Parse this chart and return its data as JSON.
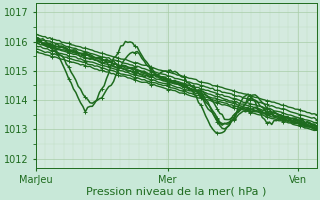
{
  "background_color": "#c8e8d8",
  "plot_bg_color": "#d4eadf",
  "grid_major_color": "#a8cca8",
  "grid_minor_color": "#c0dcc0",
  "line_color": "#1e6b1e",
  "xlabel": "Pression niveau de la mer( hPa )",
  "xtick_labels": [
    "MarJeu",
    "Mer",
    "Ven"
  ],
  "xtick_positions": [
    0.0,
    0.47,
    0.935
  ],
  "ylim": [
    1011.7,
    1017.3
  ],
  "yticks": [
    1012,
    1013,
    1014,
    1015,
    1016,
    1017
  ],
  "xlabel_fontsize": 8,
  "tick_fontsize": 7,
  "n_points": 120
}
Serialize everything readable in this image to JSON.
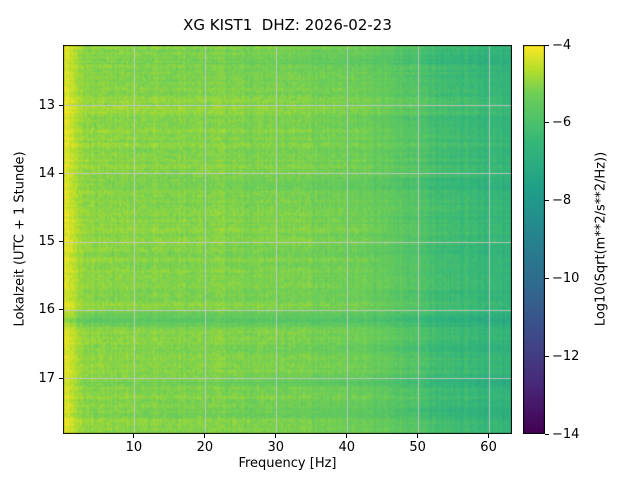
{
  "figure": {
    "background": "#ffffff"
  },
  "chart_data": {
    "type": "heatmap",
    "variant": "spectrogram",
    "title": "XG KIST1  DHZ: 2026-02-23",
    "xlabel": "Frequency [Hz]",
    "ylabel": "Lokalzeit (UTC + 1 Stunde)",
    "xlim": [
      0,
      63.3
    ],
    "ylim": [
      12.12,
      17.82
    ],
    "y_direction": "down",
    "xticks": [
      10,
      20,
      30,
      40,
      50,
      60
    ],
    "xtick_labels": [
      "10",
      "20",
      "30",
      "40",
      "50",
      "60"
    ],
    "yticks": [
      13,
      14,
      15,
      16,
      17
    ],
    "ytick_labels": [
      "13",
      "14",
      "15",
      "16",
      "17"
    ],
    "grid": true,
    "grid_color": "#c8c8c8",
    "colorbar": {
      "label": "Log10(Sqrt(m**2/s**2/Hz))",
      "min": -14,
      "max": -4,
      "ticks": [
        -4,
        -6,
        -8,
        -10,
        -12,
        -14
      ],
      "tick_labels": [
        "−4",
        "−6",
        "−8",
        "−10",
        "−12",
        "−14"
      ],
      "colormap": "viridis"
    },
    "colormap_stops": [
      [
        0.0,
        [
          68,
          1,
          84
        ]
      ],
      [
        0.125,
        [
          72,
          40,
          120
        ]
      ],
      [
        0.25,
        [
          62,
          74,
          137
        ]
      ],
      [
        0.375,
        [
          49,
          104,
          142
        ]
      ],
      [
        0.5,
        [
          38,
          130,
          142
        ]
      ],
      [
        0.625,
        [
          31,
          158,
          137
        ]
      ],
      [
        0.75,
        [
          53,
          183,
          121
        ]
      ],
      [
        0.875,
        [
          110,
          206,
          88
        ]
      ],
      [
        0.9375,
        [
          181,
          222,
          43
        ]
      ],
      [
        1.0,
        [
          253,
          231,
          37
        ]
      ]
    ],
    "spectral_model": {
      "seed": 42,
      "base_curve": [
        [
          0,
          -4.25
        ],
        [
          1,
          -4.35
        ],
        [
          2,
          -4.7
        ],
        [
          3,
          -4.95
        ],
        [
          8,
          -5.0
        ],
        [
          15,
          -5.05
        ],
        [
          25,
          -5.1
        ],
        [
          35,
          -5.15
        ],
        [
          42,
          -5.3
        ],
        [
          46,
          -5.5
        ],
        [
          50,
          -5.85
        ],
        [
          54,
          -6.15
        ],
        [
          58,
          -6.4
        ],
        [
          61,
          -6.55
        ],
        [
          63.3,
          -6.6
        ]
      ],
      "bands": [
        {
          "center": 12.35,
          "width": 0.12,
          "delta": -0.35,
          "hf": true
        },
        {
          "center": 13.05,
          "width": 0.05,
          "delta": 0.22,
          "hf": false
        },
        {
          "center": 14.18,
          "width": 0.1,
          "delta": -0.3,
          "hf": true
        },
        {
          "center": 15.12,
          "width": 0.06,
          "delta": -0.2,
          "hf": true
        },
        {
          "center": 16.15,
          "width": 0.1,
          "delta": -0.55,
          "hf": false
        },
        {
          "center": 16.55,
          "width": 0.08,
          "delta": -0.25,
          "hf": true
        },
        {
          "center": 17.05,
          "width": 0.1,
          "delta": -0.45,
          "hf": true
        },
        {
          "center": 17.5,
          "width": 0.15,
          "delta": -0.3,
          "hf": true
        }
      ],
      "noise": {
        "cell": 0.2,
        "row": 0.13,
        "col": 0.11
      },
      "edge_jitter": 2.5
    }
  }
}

======

■ WHAT IS REQUIRED ■
Leave out the pictures, and give all the records again exactly.

■ OUTPUT FOR THIS EXERCISE ■
Parse this chart and return its data as JSON.
{
  "background_color": "#c8e8d8",
  "plot_bg_color": "#d4eadf",
  "grid_major_color": "#a8cca8",
  "grid_minor_color": "#c0dcc0",
  "line_color": "#1e6b1e",
  "xlabel": "Pression niveau de la mer( hPa )",
  "xtick_labels": [
    "MarJeu",
    "Mer",
    "Ven"
  ],
  "xtick_positions": [
    0.0,
    0.47,
    0.935
  ],
  "ylim": [
    1011.7,
    1017.3
  ],
  "yticks": [
    1012,
    1013,
    1014,
    1015,
    1016,
    1017
  ],
  "xlabel_fontsize": 8,
  "tick_fontsize": 7,
  "n_points": 120
}
Serialize everything readable in this image to JSON.
{
  "figure": {
    "background": "#ffffff"
  },
  "chart_data": {
    "type": "heatmap",
    "variant": "spectrogram",
    "title": "XG KIST1  DHZ: 2026-02-23",
    "xlabel": "Frequency [Hz]",
    "ylabel": "Lokalzeit (UTC + 1 Stunde)",
    "xlim": [
      0,
      63.3
    ],
    "ylim": [
      12.12,
      17.82
    ],
    "y_direction": "down",
    "xticks": [
      10,
      20,
      30,
      40,
      50,
      60
    ],
    "xtick_labels": [
      "10",
      "20",
      "30",
      "40",
      "50",
      "60"
    ],
    "yticks": [
      13,
      14,
      15,
      16,
      17
    ],
    "ytick_labels": [
      "13",
      "14",
      "15",
      "16",
      "17"
    ],
    "grid": true,
    "grid_color": "#c8c8c8",
    "colorbar": {
      "label": "Log10(Sqrt(m**2/s**2/Hz))",
      "min": -14,
      "max": -4,
      "ticks": [
        -4,
        -6,
        -8,
        -10,
        -12,
        -14
      ],
      "tick_labels": [
        "−4",
        "−6",
        "−8",
        "−10",
        "−12",
        "−14"
      ],
      "colormap": "viridis"
    },
    "colormap_stops": [
      [
        0.0,
        [
          68,
          1,
          84
        ]
      ],
      [
        0.125,
        [
          72,
          40,
          120
        ]
      ],
      [
        0.25,
        [
          62,
          74,
          137
        ]
      ],
      [
        0.375,
        [
          49,
          104,
          142
        ]
      ],
      [
        0.5,
        [
          38,
          130,
          142
        ]
      ],
      [
        0.625,
        [
          31,
          158,
          137
        ]
      ],
      [
        0.75,
        [
          53,
          183,
          121
        ]
      ],
      [
        0.875,
        [
          110,
          206,
          88
        ]
      ],
      [
        0.9375,
        [
          181,
          222,
          43
        ]
      ],
      [
        1.0,
        [
          253,
          231,
          37
        ]
      ]
    ],
    "spectral_model": {
      "seed": 42,
      "base_curve": [
        [
          0,
          -4.25
        ],
        [
          1,
          -4.35
        ],
        [
          2,
          -4.7
        ],
        [
          3,
          -4.95
        ],
        [
          8,
          -5.0
        ],
        [
          15,
          -5.05
        ],
        [
          25,
          -5.1
        ],
        [
          35,
          -5.15
        ],
        [
          42,
          -5.3
        ],
        [
          46,
          -5.5
        ],
        [
          50,
          -5.85
        ],
        [
          54,
          -6.15
        ],
        [
          58,
          -6.4
        ],
        [
          61,
          -6.55
        ],
        [
          63.3,
          -6.6
        ]
      ],
      "bands": [
        {
          "center": 12.35,
          "width": 0.12,
          "delta": -0.35,
          "hf": true
        },
        {
          "center": 13.05,
          "width": 0.05,
          "delta": 0.22,
          "hf": false
        },
        {
          "center": 14.18,
          "width": 0.1,
          "delta": -0.3,
          "hf": true
        },
        {
          "center": 15.12,
          "width": 0.06,
          "delta": -0.2,
          "hf": true
        },
        {
          "center": 16.15,
          "width": 0.1,
          "delta": -0.55,
          "hf": false
        },
        {
          "center": 16.55,
          "width": 0.08,
          "delta": -0.25,
          "hf": true
        },
        {
          "center": 17.05,
          "width": 0.1,
          "delta": -0.45,
          "hf": true
        },
        {
          "center": 17.5,
          "width": 0.15,
          "delta": -0.3,
          "hf": true
        }
      ],
      "noise": {
        "cell": 0.2,
        "row": 0.13,
        "col": 0.11
      },
      "edge_jitter": 2.5
    }
  }
}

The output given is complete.